** Written exercise **
Among the items below, quote every line verbatim, starting at the line containing "localize all elements." and ending with the line containing "panel-rank: Rank of", both included. Omit the pictures from your answer.

** Excerpted data **
<<<<

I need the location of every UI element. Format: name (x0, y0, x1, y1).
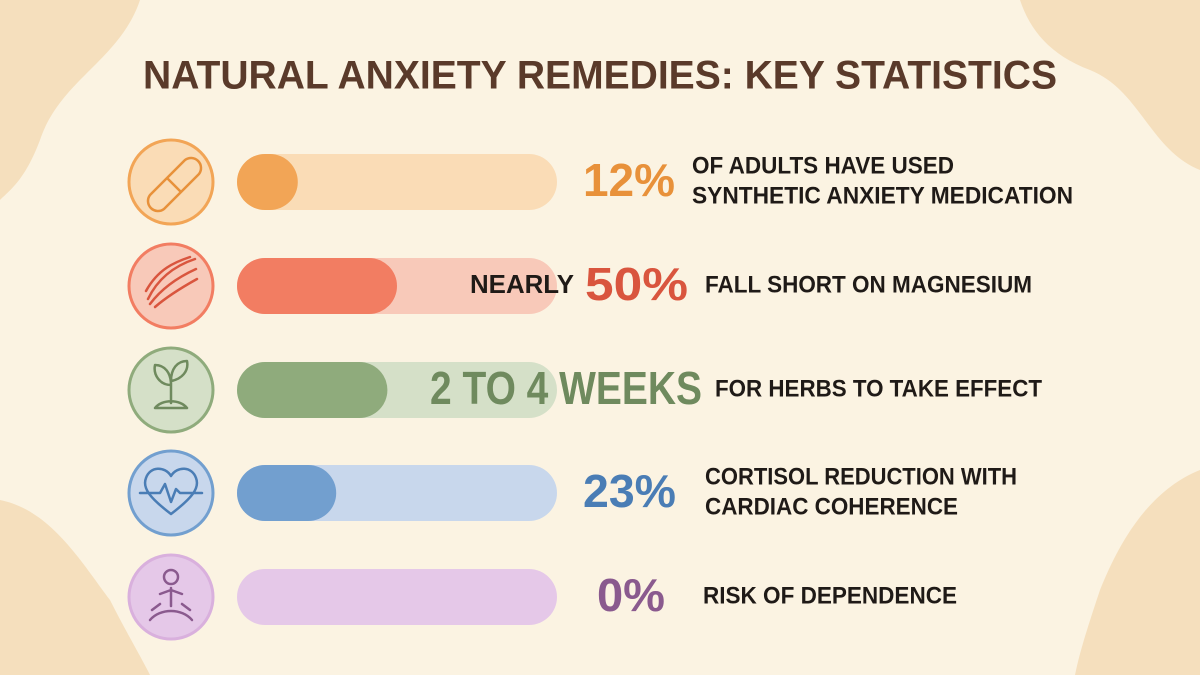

>>>>
<<<<

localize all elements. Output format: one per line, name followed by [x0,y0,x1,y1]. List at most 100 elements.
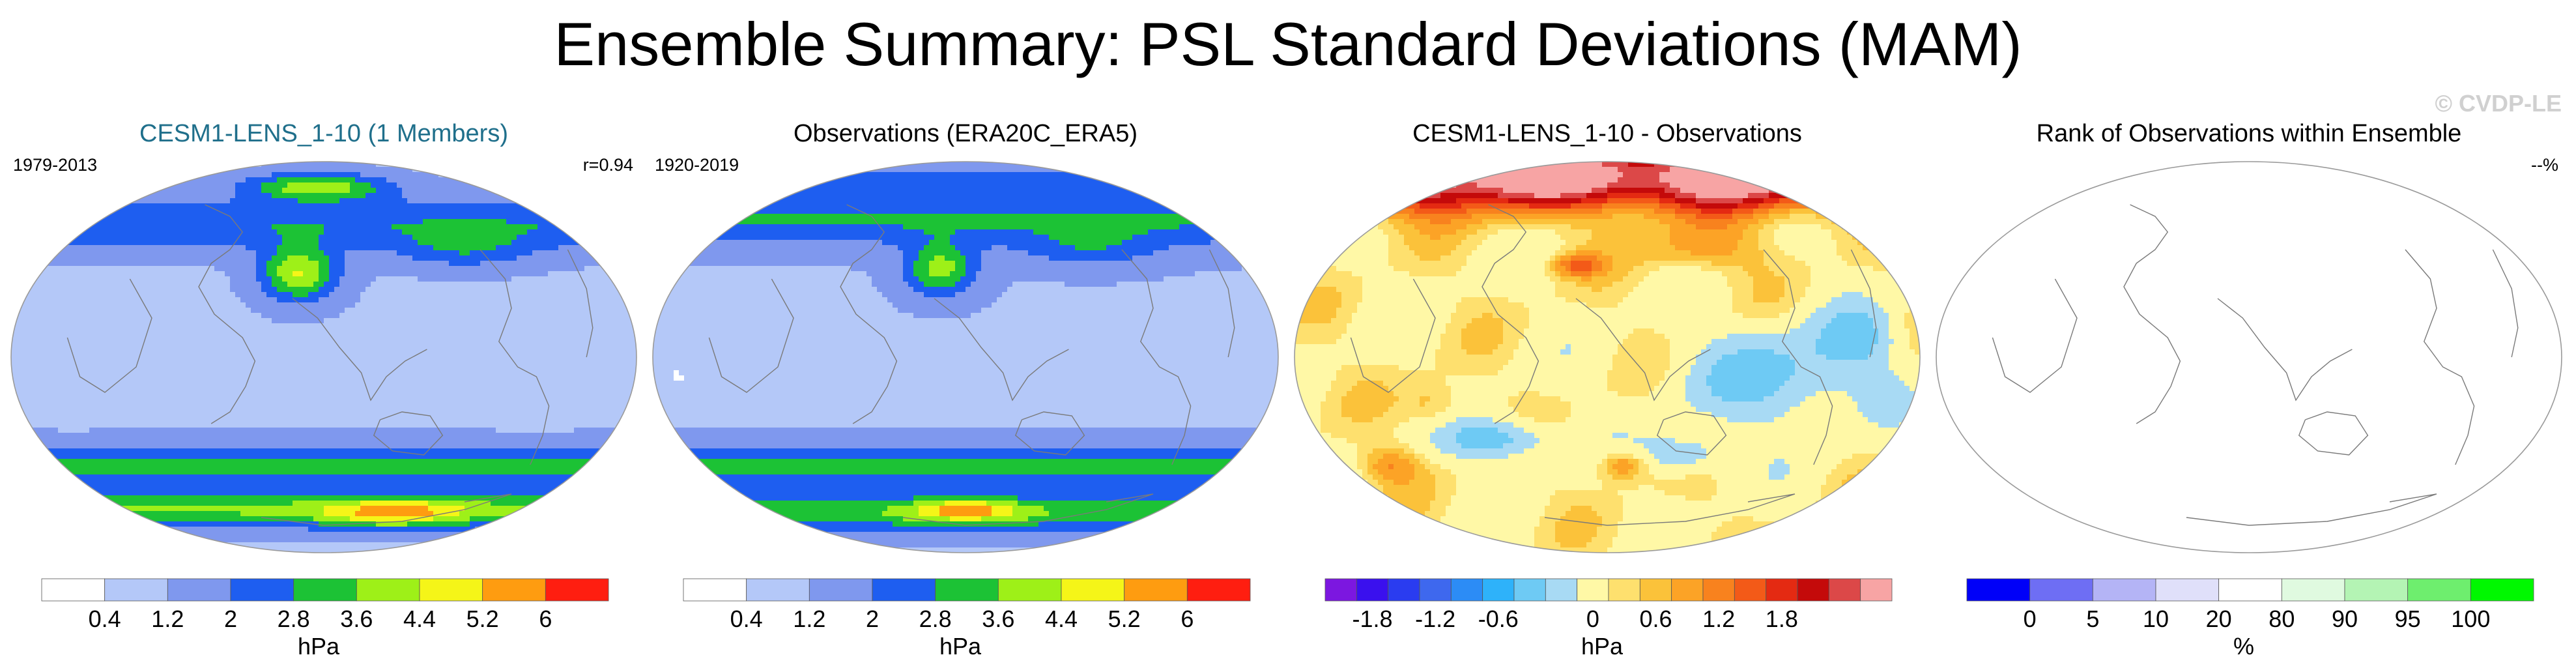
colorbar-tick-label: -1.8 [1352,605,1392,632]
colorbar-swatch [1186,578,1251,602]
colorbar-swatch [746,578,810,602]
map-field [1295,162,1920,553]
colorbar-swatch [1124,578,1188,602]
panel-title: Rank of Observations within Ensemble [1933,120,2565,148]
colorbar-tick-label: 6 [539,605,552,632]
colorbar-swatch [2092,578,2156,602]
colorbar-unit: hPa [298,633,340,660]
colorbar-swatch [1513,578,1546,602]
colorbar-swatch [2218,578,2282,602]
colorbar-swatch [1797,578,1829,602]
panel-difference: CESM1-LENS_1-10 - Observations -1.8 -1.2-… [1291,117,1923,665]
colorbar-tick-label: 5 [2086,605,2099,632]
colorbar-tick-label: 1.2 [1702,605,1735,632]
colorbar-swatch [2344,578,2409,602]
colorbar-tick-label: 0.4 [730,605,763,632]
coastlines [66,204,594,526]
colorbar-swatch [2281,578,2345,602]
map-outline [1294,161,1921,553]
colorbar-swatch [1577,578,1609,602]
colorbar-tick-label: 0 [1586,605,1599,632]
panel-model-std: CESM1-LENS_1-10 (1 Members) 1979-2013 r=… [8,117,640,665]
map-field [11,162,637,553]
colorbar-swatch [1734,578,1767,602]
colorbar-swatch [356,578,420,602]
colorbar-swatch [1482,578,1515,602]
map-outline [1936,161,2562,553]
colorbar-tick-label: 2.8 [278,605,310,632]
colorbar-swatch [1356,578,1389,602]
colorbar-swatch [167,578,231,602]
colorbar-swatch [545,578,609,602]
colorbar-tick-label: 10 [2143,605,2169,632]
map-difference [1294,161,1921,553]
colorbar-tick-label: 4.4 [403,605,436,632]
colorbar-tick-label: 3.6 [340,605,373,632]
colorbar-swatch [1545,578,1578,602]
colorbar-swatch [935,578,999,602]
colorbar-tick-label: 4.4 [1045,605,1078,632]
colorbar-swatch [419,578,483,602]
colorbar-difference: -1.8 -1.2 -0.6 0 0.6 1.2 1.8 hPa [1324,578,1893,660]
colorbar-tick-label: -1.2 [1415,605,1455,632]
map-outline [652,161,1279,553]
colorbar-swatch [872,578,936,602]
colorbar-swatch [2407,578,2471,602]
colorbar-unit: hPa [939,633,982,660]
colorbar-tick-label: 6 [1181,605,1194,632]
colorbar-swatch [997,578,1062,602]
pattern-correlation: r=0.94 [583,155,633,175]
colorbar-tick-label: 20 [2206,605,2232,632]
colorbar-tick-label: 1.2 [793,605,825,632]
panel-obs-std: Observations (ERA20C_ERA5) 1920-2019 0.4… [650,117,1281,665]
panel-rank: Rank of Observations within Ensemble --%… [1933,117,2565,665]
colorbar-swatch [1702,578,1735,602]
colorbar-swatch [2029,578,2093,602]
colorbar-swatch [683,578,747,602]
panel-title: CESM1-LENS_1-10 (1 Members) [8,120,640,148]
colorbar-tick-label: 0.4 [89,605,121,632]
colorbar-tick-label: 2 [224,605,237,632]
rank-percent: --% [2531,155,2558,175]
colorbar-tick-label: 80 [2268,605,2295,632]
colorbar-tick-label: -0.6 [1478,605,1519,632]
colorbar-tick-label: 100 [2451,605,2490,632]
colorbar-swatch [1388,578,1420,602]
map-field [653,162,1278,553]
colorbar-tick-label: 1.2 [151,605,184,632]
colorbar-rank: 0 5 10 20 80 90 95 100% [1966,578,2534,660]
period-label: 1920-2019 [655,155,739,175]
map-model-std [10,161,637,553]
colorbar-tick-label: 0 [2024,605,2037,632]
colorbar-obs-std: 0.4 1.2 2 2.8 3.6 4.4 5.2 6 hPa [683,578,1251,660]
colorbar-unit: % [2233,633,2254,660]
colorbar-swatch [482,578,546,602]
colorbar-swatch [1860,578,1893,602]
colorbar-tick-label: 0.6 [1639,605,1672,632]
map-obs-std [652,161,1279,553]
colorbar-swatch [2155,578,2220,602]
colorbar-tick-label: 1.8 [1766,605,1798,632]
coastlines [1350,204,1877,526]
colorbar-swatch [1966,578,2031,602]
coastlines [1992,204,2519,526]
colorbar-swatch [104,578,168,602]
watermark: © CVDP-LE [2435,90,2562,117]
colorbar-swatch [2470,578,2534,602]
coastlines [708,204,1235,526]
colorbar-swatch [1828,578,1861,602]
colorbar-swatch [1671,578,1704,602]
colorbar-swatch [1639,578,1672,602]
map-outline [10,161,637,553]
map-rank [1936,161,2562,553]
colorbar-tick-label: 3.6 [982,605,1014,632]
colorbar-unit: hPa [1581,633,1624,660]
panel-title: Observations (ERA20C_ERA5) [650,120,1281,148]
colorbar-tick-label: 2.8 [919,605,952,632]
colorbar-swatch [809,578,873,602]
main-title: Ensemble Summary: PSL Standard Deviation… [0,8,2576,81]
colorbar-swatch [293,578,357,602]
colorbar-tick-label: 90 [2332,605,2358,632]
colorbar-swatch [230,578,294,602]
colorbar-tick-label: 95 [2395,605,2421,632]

>>>>

** Response to the task **
localize all elements. Output format: one per line, name followed by [x0,y0,x1,y1]. List at most 100 elements.
colorbar-tick-label: -1.8 [1352,605,1392,632]
colorbar-swatch [1186,578,1251,602]
colorbar-swatch [746,578,810,602]
map-field [1295,162,1920,553]
colorbar-swatch [1124,578,1188,602]
panel-title: Rank of Observations within Ensemble [1933,120,2565,148]
colorbar-tick-label: 6 [539,605,552,632]
colorbar-swatch [2092,578,2156,602]
colorbar-unit: hPa [298,633,340,660]
colorbar-swatch [1513,578,1546,602]
colorbar-swatch [2218,578,2282,602]
colorbar-swatch [1797,578,1829,602]
panel-difference: CESM1-LENS_1-10 - Observations -1.8 -1.2-… [1291,117,1923,665]
colorbar-tick-label: 5 [2086,605,2099,632]
colorbar-tick-label: 1.2 [1702,605,1735,632]
colorbar-swatch [2344,578,2409,602]
colorbar-tick-label: 0.4 [730,605,763,632]
coastlines [66,204,594,526]
colorbar-swatch [2281,578,2345,602]
map-outline [1294,161,1921,553]
colorbar-swatch [1577,578,1609,602]
colorbar-tick-label: 0 [1586,605,1599,632]
panel-model-std: CESM1-LENS_1-10 (1 Members) 1979-2013 r=… [8,117,640,665]
map-field [11,162,637,553]
colorbar-swatch [1734,578,1767,602]
colorbar-swatch [356,578,420,602]
colorbar-swatch [1482,578,1515,602]
map-outline [1936,161,2562,553]
colorbar-tick-label: 2.8 [278,605,310,632]
colorbar-swatch [1356,578,1389,602]
colorbar-swatch [167,578,231,602]
colorbar-swatch [545,578,609,602]
colorbar-tick-label: 10 [2143,605,2169,632]
map-difference [1294,161,1921,553]
colorbar-tick-label: 4.4 [403,605,436,632]
colorbar-tick-label: 3.6 [340,605,373,632]
colorbar-swatch [1545,578,1578,602]
colorbar-swatch [935,578,999,602]
colorbar-tick-label: 4.4 [1045,605,1078,632]
colorbar-swatch [419,578,483,602]
colorbar-difference: -1.8 -1.2 -0.6 0 0.6 1.2 1.8 hPa [1324,578,1893,660]
colorbar-tick-label: -1.2 [1415,605,1455,632]
map-outline [652,161,1279,553]
colorbar-swatch [872,578,936,602]
colorbar-swatch [2407,578,2471,602]
colorbar-unit: hPa [939,633,982,660]
colorbar-tick-label: 6 [1181,605,1194,632]
colorbar-swatch [997,578,1062,602]
pattern-correlation: r=0.94 [583,155,633,175]
colorbar-tick-label: 20 [2206,605,2232,632]
colorbar-tick-label: 1.2 [793,605,825,632]
panel-obs-std: Observations (ERA20C_ERA5) 1920-2019 0.4… [650,117,1281,665]
panel-rank: Rank of Observations within Ensemble --%… [1933,117,2565,665]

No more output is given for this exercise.